*Metin*
+ + + + +
10 Ağustos 2016 Çarşamba

M.BERGER: TÜRKİYE’NİN KIRILMA ANI VEYA DARBEDEN KİM SORUMLU?

Darbeleri mazur gören veya gösteren herkesi kınıyor, darbecileri lanetliyoruz


TÜRKİYE’NİN KIRILMA ANI VEYA ‘DARBE TEŞEBBÜSÜ’NDEN KİM SORUMLU?

Martin Berger (Serbest gazeteci ve jeopolitik uzmanı)
New Eastern Outlook, 17.7.2016

Tercümeler: Zahide Tuba Kor

(…)
Hükümet hemencecik Albay Muharrem Köse ve Türk askeri ataşeliklerine bağlı bir dizi subayın darbenin arkasında olduğunu tespit ediverdi. Böylece yabancı ülkelerle askeri anlaşmalara imza atmakla görevli subayların işin başında olduğunu iddia etti; yani onlara göre darbe, sürgündeki vaiz Fethullah Gülen’le ittifak halindeki yıkıcı güçler tarafından tetiklendi. (…) Unutulmamalı ki Gülen, gönüllü olarak sürgün yaşadığı ABD’deki bürosundan idare edilen 20 milyar dolar değerindeki bir iktisadi imparatorluğun kontrolünde.
(…)
Erdoğan, Osmanlı İmparatorluğu nostaljisiyle ve Türkiye’yi “Müslüman dünya”nın başına geçirme hülyasıyla tükendi. Kendi inşa ettirdiği Beyaz Saray’ında öyle sessizce oturamaz.
Mutlak despotluğunun önündeki tek problem, Kemalist cumhuriyetin son müdafii Türk ordusu.
(…)
Bütün bunların ışında aşağıdaki sonuca ulaşmak mümkün:
o       “Başarısız darbe teşebbüsü” bizzat Erdoğan’ın kendisi tarafından sahneye kondu.
o       Erdoğan’ın sözde “terörist kart”ı gibi oyunları bir kez daha kullandığına şahit oluyoruz.
+ + + + +
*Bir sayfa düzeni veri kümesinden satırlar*
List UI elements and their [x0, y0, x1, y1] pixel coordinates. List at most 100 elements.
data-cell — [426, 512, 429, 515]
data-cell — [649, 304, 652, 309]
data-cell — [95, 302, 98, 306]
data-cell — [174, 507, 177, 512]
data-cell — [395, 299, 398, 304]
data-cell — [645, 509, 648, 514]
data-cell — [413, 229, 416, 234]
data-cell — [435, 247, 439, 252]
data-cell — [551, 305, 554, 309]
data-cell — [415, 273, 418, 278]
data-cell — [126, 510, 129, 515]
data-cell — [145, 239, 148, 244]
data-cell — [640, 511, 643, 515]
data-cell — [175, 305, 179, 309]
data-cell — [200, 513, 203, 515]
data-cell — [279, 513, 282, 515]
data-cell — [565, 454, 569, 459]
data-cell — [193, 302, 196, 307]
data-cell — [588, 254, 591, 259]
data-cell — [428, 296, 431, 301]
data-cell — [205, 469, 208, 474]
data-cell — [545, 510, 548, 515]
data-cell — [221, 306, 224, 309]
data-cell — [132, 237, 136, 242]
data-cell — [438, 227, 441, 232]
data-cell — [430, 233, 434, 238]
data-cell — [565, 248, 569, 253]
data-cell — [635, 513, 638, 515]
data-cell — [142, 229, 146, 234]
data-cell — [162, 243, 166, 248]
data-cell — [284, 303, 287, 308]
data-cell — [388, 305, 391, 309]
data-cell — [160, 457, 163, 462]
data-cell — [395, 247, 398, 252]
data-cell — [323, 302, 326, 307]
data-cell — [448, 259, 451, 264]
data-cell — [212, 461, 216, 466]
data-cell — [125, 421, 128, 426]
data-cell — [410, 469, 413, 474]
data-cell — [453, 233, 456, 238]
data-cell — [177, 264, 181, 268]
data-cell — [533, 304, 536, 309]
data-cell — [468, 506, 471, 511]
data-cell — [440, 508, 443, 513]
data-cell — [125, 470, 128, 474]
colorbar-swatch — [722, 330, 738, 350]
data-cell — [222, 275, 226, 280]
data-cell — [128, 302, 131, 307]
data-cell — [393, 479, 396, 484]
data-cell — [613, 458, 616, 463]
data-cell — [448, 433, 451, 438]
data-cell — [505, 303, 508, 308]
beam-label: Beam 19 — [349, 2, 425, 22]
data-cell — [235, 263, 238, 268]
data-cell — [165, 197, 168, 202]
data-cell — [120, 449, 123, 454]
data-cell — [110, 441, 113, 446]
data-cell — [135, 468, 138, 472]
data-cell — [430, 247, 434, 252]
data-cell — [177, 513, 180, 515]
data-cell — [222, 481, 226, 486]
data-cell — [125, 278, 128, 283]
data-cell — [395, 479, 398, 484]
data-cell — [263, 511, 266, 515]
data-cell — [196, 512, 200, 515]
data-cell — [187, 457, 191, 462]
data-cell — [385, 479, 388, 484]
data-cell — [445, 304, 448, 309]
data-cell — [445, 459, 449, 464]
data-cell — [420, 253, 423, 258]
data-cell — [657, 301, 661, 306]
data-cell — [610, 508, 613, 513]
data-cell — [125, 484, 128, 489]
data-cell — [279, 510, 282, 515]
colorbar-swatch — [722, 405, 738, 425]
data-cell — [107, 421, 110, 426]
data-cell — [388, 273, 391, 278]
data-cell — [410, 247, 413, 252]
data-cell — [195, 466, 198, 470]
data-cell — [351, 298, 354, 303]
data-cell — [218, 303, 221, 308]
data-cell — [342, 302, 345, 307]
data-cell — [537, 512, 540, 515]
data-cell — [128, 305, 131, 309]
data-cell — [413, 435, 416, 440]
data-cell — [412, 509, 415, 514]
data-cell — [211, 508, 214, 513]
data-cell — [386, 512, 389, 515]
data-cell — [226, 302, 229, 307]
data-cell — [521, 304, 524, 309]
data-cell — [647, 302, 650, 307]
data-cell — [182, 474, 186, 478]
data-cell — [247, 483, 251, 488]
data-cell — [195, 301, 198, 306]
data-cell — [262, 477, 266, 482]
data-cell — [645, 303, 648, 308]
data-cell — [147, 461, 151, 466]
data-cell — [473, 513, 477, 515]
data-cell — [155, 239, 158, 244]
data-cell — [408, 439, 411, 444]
+ + + + +
*Alıştırma Koşulları*
#1 Metne göre hükümet, darbenin arkasında hangi albayın olduğunu tespit etti?
#2 Satırların en başından başlayın ve "data-cell — [145, 239, 148, 244]" içeren satırdan sonra durarak bu satırları aynen yeniden yazın.

*Alıştırma Sonuçları*
#1 Albay Muharrem Köse.

#2
List UI elements and their [x0, y0, x1, y1] pixel coordinates. List at most 100 elements.
data-cell — [426, 512, 429, 515]
data-cell — [649, 304, 652, 309]
data-cell — [95, 302, 98, 306]
data-cell — [174, 507, 177, 512]
data-cell — [395, 299, 398, 304]
data-cell — [645, 509, 648, 514]
data-cell — [413, 229, 416, 234]
data-cell — [435, 247, 439, 252]
data-cell — [551, 305, 554, 309]
data-cell — [415, 273, 418, 278]
data-cell — [126, 510, 129, 515]
data-cell — [145, 239, 148, 244]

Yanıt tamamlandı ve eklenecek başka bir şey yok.